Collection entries
=-=-=

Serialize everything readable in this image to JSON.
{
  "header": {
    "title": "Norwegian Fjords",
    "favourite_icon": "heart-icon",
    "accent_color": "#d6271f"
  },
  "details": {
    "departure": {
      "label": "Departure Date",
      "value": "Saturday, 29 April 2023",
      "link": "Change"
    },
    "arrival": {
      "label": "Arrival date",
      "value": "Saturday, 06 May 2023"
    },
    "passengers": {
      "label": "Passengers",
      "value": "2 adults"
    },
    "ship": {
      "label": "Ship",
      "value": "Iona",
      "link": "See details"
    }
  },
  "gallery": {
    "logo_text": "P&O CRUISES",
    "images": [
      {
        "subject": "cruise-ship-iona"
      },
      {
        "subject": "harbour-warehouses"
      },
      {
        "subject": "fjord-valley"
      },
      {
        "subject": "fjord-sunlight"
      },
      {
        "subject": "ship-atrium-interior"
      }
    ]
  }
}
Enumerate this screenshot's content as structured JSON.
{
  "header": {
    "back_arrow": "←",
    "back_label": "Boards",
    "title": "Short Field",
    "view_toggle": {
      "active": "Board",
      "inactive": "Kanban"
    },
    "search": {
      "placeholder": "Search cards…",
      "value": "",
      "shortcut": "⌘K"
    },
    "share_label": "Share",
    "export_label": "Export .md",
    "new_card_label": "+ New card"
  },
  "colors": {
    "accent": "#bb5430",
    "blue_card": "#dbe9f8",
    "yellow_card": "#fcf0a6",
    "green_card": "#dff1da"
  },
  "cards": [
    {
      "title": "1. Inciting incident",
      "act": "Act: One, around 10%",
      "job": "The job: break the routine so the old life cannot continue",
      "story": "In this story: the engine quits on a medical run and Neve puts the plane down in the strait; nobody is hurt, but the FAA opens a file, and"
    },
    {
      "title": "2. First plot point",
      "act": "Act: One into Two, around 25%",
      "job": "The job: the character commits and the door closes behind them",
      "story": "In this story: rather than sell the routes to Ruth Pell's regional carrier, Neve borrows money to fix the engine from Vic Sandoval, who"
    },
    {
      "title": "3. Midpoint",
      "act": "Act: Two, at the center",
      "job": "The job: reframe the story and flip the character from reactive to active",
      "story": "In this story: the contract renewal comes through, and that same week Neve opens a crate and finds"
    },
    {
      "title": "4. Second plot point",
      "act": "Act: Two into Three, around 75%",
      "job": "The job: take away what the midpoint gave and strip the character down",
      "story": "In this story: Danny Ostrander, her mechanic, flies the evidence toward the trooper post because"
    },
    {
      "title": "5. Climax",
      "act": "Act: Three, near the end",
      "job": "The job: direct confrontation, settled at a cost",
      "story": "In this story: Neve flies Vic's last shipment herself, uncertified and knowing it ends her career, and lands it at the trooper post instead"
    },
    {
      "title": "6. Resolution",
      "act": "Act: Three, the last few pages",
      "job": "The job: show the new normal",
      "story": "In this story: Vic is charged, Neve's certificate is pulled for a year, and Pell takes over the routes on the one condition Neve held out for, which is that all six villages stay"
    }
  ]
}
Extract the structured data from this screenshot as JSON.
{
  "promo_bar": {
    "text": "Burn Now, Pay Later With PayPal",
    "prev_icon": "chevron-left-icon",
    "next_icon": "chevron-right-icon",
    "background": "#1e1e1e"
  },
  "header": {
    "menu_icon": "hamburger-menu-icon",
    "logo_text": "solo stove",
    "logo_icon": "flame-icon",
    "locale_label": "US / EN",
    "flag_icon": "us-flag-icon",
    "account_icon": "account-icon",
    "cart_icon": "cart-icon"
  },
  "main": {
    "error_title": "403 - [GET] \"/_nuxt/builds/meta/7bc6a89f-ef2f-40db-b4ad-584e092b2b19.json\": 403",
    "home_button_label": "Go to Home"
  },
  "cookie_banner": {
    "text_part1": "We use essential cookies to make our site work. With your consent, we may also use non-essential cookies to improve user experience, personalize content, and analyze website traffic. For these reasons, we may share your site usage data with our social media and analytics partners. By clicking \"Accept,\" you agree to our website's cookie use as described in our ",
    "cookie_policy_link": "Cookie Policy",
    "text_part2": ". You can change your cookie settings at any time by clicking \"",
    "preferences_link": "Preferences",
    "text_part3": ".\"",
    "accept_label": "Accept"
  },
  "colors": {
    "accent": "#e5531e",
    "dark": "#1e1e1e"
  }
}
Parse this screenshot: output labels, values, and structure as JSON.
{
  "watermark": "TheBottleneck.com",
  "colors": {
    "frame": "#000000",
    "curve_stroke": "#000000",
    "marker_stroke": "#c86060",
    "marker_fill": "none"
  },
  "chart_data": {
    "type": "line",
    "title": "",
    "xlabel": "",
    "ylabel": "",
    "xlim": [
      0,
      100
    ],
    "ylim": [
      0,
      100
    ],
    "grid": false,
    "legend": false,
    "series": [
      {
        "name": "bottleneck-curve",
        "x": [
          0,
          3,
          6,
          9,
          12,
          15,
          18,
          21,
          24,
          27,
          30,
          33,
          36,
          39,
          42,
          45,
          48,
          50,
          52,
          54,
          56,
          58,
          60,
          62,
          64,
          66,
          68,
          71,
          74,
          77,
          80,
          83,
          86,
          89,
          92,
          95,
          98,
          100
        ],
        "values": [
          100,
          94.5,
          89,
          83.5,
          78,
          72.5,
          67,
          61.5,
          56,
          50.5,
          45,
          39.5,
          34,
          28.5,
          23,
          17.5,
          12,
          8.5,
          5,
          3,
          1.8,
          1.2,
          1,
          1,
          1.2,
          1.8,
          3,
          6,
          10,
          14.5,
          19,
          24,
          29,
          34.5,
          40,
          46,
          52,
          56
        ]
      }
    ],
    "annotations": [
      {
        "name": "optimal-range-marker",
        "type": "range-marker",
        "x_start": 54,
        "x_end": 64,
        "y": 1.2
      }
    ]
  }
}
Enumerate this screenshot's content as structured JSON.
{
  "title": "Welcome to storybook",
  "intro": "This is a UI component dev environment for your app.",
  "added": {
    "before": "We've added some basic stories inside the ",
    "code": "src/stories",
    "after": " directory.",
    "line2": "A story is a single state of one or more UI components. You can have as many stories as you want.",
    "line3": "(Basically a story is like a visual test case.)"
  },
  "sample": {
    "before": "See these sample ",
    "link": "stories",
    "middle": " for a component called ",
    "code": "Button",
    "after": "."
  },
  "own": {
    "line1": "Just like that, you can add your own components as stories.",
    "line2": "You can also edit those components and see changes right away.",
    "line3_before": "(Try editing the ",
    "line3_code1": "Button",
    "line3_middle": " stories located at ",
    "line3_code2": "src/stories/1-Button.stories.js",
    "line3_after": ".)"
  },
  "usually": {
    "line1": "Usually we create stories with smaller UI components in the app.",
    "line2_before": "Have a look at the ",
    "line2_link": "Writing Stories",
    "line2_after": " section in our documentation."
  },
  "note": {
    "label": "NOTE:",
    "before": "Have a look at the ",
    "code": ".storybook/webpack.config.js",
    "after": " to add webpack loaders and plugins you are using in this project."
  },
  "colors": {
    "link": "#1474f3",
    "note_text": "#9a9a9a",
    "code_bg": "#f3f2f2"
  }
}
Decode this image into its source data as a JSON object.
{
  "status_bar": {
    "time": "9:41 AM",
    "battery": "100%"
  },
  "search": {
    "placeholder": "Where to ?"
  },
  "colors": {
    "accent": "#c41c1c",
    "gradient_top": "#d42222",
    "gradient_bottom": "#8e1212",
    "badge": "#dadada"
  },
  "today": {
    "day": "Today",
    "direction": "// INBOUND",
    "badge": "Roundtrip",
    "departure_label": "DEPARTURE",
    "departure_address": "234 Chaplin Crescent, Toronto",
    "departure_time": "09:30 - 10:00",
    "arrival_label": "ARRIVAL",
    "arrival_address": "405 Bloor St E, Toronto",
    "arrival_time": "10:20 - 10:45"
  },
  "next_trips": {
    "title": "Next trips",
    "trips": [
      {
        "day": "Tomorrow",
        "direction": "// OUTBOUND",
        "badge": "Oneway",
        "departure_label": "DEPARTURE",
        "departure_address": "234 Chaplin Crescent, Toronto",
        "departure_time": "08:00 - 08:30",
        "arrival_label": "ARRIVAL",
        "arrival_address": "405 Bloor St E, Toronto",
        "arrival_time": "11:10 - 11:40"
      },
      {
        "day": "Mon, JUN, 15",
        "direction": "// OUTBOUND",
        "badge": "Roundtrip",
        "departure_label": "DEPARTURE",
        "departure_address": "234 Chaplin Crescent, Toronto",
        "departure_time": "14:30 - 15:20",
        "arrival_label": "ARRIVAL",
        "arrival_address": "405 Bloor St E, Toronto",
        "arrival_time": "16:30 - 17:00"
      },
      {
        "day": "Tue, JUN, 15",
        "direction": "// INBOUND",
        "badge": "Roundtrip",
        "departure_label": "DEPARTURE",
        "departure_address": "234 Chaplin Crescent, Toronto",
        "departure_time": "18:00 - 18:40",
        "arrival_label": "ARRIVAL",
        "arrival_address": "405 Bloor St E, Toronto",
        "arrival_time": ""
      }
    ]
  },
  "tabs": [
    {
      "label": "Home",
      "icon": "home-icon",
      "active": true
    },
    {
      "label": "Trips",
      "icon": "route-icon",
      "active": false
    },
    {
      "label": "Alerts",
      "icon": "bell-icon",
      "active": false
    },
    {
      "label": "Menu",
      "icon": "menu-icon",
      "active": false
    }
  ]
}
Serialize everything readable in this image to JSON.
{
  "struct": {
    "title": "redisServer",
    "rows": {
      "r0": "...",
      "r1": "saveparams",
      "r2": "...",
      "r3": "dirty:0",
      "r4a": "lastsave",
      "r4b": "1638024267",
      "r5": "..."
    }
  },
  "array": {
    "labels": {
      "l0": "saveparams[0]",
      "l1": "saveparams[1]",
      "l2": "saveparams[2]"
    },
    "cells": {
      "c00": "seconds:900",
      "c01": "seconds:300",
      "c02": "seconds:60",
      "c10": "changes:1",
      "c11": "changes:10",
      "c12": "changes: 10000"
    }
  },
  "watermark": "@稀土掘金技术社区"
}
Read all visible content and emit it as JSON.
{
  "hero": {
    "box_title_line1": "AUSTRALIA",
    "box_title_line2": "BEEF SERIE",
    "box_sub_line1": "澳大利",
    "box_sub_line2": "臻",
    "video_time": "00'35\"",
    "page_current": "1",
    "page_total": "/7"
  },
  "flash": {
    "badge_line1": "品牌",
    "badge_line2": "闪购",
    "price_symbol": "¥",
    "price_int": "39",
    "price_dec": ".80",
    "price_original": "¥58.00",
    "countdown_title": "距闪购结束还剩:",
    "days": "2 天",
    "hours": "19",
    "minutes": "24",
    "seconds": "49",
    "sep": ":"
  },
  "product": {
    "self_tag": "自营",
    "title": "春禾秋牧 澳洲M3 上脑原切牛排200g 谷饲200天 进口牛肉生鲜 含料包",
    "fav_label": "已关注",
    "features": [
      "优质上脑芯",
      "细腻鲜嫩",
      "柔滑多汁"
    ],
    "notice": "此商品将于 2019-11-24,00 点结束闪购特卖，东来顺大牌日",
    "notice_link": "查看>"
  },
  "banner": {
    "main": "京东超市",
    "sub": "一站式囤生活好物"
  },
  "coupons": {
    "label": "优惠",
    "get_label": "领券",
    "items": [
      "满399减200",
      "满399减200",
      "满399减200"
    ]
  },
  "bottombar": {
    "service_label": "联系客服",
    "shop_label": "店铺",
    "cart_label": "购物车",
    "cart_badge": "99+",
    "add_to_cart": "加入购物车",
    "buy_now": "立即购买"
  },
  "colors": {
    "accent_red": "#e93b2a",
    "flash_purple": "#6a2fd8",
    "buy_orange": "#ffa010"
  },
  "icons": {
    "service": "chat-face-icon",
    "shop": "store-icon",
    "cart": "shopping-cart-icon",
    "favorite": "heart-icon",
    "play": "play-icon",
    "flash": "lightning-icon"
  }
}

=-=-=

Set exercise
Go through the entries above and pull out each line with "seconds" in it.

Full output
      "c00": "seconds:900",
      "c01": "seconds:300",
      "c02": "seconds:60",
    "seconds": "49",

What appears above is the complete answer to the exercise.